CONSIGNE ->
Selon l'article sur l'Europe et les jeunes, dans quel but Confrontations Europe a-t-elle rassemblé cet automne à Lille des jeunes de différents pays pour deux jours de débats ?

L’Europe et les jeunes, un mariage pas toujours aisé

Marine POUZOULET

Chargée d’études à Confrontations Europe

Confrontations Europe mène depuis 2015 des projets auprès de jeunes Français, Allemands, Polonais aux parcours parfois éloignés des enjeux européens autour des questions d’insertion professionnelle et de mobilité. Cet automne, Confrontations Europe a réuni des jeunes de différents pays à Lille pour deux jours de débats afin de confronter les points de vue et de rendre l’Europe plus tangible, plus humaine.

L’Europe n’intéresserait personne et serait un sujet élitiste, bien éloigné des préoccupations des citoyens, notamment des plus jeunes… C’est là une opinion souvent entendue, voire relayée dans les médias. Mais l’initiative « Hear my Voice » menée par Confrontations Europe depuis 2015 démontre le contraire. « Hear my voice » a donné la parole aux plus jeunes sur les enjeux européens de mobilité et d’insertion professionnelle et n’a cessé de susciter intérêt et curiosité de la part d’un public de plus en plus nombreux. Notre think tank a souhaité approfondir l’expérience, d’abord en contribuant à la réflexion élaborée dans le cadre des consultations citoyennes sur l’Europe, lancées par la France puis réalisées partout en Europe au printemps 2018, puis en accentuant sa dimension transnationale grâce au projet Solidarity. Entre 2018 et 2019, Confrontations Europe s’apprête ainsi à mettre en œuvre des séminaires innovants et interactifs rassemblant des jeunes citoyens, dans sept pays européens, à savoir la France, la Belgique, la Pologne, la Serbie, la Hongrie, la République tchèque et la Grèce portant sur des enjeux d’Europe, de jeunesse, d’élargissement de l’Union et des politiques d’asile et de migration.

La première édition du projet Solidarity a eu lieu à Lille les 3, 4 et 5 octobre derniers et a rassemblé une cinquantaine de jeunes français, allemands et polonais. Des premières contributions ont déjà pu être rassemblées sur les thèmes de recherche d’emploi et de mobilité en Europe.

DONNÉES FOURNIES ->
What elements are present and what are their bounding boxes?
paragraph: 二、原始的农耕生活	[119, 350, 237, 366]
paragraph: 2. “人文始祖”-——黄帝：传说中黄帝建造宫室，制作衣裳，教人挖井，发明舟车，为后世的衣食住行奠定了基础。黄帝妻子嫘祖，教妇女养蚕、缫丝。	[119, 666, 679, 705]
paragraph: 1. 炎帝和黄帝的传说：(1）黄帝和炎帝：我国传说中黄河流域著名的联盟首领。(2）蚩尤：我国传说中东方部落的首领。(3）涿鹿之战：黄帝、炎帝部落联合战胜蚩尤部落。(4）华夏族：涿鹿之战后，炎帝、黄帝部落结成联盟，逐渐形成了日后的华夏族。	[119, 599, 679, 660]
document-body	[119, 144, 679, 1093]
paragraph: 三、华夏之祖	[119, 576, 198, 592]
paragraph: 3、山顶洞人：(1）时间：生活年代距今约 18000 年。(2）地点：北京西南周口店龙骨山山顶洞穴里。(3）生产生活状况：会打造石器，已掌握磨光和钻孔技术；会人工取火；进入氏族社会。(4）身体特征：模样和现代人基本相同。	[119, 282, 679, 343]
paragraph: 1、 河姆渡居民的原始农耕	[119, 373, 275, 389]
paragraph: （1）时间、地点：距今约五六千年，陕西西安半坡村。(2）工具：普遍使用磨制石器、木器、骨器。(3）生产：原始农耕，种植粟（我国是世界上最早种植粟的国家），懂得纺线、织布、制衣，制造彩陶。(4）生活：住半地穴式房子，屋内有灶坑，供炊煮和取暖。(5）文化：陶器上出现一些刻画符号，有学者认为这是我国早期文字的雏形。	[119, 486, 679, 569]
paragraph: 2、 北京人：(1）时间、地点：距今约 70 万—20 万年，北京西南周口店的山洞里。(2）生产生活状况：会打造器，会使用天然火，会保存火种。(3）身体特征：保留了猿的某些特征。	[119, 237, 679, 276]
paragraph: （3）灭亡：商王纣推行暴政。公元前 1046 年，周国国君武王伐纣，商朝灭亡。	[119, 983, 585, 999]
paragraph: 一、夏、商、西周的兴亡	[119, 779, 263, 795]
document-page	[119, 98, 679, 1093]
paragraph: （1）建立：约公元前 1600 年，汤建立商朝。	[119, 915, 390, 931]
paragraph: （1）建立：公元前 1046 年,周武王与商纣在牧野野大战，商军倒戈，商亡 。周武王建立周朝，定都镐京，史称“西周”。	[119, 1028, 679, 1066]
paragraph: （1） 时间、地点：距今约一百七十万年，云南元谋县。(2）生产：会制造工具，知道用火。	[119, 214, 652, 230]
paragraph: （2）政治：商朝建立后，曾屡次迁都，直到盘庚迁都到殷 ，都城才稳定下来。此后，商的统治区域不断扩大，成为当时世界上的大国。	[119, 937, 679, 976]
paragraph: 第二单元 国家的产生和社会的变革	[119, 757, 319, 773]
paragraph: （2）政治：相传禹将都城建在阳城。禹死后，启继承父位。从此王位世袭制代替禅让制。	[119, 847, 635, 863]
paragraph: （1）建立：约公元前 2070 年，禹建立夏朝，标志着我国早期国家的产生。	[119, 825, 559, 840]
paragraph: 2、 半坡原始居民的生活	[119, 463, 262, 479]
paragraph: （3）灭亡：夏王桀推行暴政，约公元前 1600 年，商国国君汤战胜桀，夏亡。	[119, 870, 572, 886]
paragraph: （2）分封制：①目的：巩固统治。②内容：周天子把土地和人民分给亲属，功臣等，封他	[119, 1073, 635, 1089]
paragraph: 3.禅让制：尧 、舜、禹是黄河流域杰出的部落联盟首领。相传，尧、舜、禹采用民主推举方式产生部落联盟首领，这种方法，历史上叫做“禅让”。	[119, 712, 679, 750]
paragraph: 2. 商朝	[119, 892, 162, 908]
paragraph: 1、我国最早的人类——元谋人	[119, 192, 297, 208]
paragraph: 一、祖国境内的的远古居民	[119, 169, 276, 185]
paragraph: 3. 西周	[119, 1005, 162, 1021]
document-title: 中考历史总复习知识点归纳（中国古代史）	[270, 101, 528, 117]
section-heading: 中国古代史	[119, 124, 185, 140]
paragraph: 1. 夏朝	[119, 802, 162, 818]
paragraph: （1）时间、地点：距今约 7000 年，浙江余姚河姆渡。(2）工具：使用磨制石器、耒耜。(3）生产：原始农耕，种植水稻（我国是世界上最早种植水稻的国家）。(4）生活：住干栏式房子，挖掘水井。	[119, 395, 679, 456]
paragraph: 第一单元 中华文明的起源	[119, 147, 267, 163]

RÉPONSE ->
Confrontations Europe a réuni ces jeunes afin de confronter les points de vue et de rendre l'Europe plus tangible, plus humaine.